---------- Rows

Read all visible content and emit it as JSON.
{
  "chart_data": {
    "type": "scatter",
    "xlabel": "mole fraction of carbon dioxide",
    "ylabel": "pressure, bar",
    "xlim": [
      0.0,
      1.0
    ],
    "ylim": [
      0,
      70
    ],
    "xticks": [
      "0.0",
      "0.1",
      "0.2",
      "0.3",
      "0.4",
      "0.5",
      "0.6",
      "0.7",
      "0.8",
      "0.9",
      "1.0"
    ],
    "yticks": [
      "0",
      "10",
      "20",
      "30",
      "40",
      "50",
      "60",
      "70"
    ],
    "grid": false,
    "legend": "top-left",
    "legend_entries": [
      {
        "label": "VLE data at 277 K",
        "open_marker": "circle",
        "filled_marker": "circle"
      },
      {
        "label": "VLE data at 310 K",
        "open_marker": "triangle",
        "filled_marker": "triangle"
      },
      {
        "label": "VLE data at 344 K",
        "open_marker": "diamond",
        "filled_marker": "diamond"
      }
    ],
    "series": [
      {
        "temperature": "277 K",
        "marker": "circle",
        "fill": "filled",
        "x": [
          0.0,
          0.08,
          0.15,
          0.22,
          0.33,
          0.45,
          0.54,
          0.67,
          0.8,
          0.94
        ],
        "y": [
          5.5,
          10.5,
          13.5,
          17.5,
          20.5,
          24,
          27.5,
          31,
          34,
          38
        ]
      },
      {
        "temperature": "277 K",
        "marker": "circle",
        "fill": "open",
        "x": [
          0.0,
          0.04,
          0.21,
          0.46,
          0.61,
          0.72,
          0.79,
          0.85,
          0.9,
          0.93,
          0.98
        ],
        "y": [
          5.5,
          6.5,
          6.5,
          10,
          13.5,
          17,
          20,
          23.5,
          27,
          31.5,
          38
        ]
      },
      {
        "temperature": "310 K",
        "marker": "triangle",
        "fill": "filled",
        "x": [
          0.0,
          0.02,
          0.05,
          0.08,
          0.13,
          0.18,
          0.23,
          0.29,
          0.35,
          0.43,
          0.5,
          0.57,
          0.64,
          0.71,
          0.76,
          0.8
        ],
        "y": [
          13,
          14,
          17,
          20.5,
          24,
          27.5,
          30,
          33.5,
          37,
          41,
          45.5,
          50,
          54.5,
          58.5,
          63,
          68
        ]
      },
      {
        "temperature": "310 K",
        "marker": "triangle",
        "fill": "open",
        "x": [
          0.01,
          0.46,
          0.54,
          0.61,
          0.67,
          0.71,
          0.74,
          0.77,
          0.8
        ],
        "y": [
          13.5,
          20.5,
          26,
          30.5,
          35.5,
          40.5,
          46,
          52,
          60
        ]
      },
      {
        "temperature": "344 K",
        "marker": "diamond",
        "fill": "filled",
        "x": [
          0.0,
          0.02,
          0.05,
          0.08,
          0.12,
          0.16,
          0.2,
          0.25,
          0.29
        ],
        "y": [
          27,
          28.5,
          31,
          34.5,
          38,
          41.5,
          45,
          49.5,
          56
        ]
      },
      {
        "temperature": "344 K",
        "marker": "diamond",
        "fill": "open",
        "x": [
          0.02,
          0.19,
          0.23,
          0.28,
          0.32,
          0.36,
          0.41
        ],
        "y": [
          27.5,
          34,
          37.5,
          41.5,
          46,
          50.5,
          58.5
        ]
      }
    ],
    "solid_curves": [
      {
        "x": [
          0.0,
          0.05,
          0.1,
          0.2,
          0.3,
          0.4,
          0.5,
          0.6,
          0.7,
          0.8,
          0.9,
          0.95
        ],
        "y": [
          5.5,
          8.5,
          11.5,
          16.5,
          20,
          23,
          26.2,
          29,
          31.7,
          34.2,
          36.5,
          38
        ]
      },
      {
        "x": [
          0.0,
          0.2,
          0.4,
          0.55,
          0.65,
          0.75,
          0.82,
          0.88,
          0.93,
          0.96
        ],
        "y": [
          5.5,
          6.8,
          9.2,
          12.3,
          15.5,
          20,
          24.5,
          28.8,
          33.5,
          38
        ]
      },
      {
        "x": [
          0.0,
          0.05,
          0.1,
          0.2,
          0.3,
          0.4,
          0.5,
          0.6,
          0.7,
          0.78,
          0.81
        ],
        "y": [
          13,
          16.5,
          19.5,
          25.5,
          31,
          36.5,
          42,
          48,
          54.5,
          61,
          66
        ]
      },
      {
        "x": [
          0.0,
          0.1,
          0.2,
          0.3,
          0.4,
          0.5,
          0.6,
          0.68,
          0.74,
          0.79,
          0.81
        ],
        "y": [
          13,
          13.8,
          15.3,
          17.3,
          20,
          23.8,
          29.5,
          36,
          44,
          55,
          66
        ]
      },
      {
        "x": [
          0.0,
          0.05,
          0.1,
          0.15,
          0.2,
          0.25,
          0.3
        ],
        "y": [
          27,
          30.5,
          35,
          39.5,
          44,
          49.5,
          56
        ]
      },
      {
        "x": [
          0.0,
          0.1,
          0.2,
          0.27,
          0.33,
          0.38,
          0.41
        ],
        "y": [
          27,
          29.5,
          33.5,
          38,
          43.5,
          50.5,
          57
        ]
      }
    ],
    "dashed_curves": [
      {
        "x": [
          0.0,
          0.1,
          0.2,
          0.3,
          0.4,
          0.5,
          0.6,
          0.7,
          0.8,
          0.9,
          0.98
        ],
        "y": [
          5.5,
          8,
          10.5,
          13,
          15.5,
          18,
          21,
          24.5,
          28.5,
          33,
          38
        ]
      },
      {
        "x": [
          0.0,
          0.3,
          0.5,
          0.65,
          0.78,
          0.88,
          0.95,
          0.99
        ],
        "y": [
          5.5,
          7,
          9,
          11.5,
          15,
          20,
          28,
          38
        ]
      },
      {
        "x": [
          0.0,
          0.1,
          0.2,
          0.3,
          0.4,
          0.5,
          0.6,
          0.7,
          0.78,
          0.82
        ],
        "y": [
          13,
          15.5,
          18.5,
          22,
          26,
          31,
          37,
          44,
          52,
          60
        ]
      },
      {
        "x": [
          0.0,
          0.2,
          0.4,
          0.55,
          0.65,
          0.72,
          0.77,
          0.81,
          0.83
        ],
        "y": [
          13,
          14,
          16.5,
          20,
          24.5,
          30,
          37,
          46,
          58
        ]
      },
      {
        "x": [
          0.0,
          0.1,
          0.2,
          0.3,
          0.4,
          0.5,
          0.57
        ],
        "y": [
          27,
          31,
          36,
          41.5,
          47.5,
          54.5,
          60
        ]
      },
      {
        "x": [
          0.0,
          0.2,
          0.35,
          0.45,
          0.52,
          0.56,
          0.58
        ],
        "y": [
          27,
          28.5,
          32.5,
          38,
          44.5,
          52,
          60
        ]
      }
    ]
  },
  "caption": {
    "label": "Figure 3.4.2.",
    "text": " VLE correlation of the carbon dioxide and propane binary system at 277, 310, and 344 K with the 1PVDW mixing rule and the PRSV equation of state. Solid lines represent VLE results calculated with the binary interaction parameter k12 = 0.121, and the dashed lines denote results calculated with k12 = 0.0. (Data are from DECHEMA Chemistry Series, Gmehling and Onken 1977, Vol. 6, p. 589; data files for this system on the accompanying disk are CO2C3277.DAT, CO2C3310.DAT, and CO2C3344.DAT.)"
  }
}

--------------------

◆ **Instruction**
Copy every line verbatim.

◆ **Output**
Read all visible content and emit it as JSON.
{
  "chart_data": {
    "type": "scatter",
    "xlabel": "mole fraction of carbon dioxide",
    "ylabel": "pressure, bar",
    "xlim": [
      0.0,
      1.0
    ],
    "ylim": [
      0,
      70
    ],
    "xticks": [
      "0.0",
      "0.1",
      "0.2",
      "0.3",
      "0.4",
      "0.5",
      "0.6",
      "0.7",
      "0.8",
      "0.9",
      "1.0"
    ],
    "yticks": [
      "0",
      "10",
      "20",
      "30",
      "40",
      "50",
      "60",
      "70"
    ],
    "grid": false,
    "legend": "top-left",
    "legend_entries": [
      {
        "label": "VLE data at 277 K",
        "open_marker": "circle",
        "filled_marker": "circle"
      },
      {
        "label": "VLE data at 310 K",
        "open_marker": "triangle",
        "filled_marker": "triangle"
      },
      {
        "label": "VLE data at 344 K",
        "open_marker": "diamond",
        "filled_marker": "diamond"
      }
    ],
    "series": [
      {
        "temperature": "277 K",
        "marker": "circle",
        "fill": "filled",
        "x": [
          0.0,
          0.08,
          0.15,
          0.22,
          0.33,
          0.45,
          0.54,
          0.67,
          0.8,
          0.94
        ],
        "y": [
          5.5,
          10.5,
          13.5,
          17.5,
          20.5,
          24,
          27.5,
          31,
          34,
          38
        ]
      },
      {
        "temperature": "277 K",
        "marker": "circle",
        "fill": "open",
        "x": [
          0.0,
          0.04,
          0.21,
          0.46,
          0.61,
          0.72,
          0.79,
          0.85,
          0.9,
          0.93,
          0.98
        ],
        "y": [
          5.5,
          6.5,
          6.5,
          10,
          13.5,
          17,
          20,
          23.5,
          27,
          31.5,
          38
        ]
      },
      {
        "temperature": "310 K",
        "marker": "triangle",
        "fill": "filled",
        "x": [
          0.0,
          0.02,
          0.05,
          0.08,
          0.13,
          0.18,
          0.23,
          0.29,
          0.35,
          0.43,
          0.5,
          0.57,
          0.64,
          0.71,
          0.76,
          0.8
        ],
        "y": [
          13,
          14,
          17,
          20.5,
          24,
          27.5,
          30,
          33.5,
          37,
          41,
          45.5,
          50,
          54.5,
          58.5,
          63,
          68
        ]
      },
      {
        "temperature": "310 K",
        "marker": "triangle",
        "fill": "open",
        "x": [
          0.01,
          0.46,
          0.54,
          0.61,
          0.67,
          0.71,
          0.74,
          0.77,
          0.8
        ],
        "y": [
          13.5,
          20.5,
          26,
          30.5,
          35.5,
          40.5,
          46,
          52,
          60
        ]
      },
      {
        "temperature": "344 K",
        "marker": "diamond",
        "fill": "filled",
        "x": [
          0.0,
          0.02,
          0.05,
          0.08,
          0.12,
          0.16,
          0.2,
          0.25,
          0.29
        ],
        "y": [
          27,
          28.5,
          31,
          34.5,
          38,
          41.5,
          45,
          49.5,
          56
        ]
      },
      {
        "temperature": "344 K",
        "marker": "diamond",
        "fill": "open",
        "x": [
          0.02,
          0.19,
          0.23,
          0.28,
          0.32,
          0.36,
          0.41
        ],
        "y": [
          27.5,
          34,
          37.5,
          41.5,
          46,
          50.5,
          58.5
        ]
      }
    ],
    "solid_curves": [
      {
        "x": [
          0.0,
          0.05,
          0.1,
          0.2,
          0.3,
          0.4,
          0.5,
          0.6,
          0.7,
          0.8,
          0.9,
          0.95
        ],
        "y": [
          5.5,
          8.5,
          11.5,
          16.5,
          20,
          23,
          26.2,
          29,
          31.7,
          34.2,
          36.5,
          38
        ]
      },
      {
        "x": [
          0.0,
          0.2,
          0.4,
          0.55,
          0.65,
          0.75,
          0.82,
          0.88,
          0.93,
          0.96
        ],
        "y": [
          5.5,
          6.8,
          9.2,
          12.3,
          15.5,
          20,
          24.5,
          28.8,
          33.5,
          38
        ]
      },
      {
        "x": [
          0.0,
          0.05,
          0.1,
          0.2,
          0.3,
          0.4,
          0.5,
          0.6,
          0.7,
          0.78,
          0.81
        ],
        "y": [
          13,
          16.5,
          19.5,
          25.5,
          31,
          36.5,
          42,
          48,
          54.5,
          61,
          66
        ]
      },
      {
        "x": [
          0.0,
          0.1,
          0.2,
          0.3,
          0.4,
          0.5,
          0.6,
          0.68,
          0.74,
          0.79,
          0.81
        ],
        "y": [
          13,
          13.8,
          15.3,
          17.3,
          20,
          23.8,
          29.5,
          36,
          44,
          55,
          66
        ]
      },
      {
        "x": [
          0.0,
          0.05,
          0.1,
          0.15,
          0.2,
          0.25,
          0.3
        ],
        "y": [
          27,
          30.5,
          35,
          39.5,
          44,
          49.5,
          56
        ]
      },
      {
        "x": [
          0.0,
          0.1,
          0.2,
          0.27,
          0.33,
          0.38,
          0.41
        ],
        "y": [
          27,
          29.5,
          33.5,
          38,
          43.5,
          50.5,
          57
        ]
      }
    ],
    "dashed_curves": [
      {
        "x": [
          0.0,
          0.1,
          0.2,
          0.3,
          0.4,
          0.5,
          0.6,
          0.7,
          0.8,
          0.9,
          0.98
        ],
        "y": [
          5.5,
          8,
          10.5,
          13,
          15.5,
          18,
          21,
          24.5,
          28.5,
          33,
          38
        ]
      },
      {
        "x": [
          0.0,
          0.3,
          0.5,
          0.65,
          0.78,
          0.88,
          0.95,
          0.99
        ],
        "y": [
          5.5,
          7,
          9,
          11.5,
          15,
          20,
          28,
          38
        ]
      },
      {
        "x": [
          0.0,
          0.1,
          0.2,
          0.3,
          0.4,
          0.5,
          0.6,
          0.7,
          0.78,
          0.82
        ],
        "y": [
          13,
          15.5,
          18.5,
          22,
          26,
          31,
          37,
          44,
          52,
          60
        ]
      },
      {
        "x": [
          0.0,
          0.2,
          0.4,
          0.55,
          0.65,
          0.72,
          0.77,
          0.81,
          0.83
        ],
        "y": [
          13,
          14,
          16.5,
          20,
          24.5,
          30,
          37,
          46,
          58
        ]
      },
      {
        "x": [
          0.0,
          0.1,
          0.2,
          0.3,
          0.4,
          0.5,
          0.57
        ],
        "y": [
          27,
          31,
          36,
          41.5,
          47.5,
          54.5,
          60
        ]
      },
      {
        "x": [
          0.0,
          0.2,
          0.35,
          0.45,
          0.52,
          0.56,
          0.58
        ],
        "y": [
          27,
          28.5,
          32.5,
          38,
          44.5,
          52,
          60
        ]
      }
    ]
  },
  "caption": {
    "label": "Figure 3.4.2.",
    "text": " VLE correlation of the carbon dioxide and propane binary system at 277, 310, and 344 K with the 1PVDW mixing rule and the PRSV equation of state. Solid lines represent VLE results calculated with the binary interaction parameter k12 = 0.121, and the dashed lines denote results calculated with k12 = 0.0. (Data are from DECHEMA Chemistry Series, Gmehling and Onken 1977, Vol. 6, p. 589; data files for this system on the accompanying disk are CO2C3277.DAT, CO2C3310.DAT, and CO2C3344.DAT.)"
  }
}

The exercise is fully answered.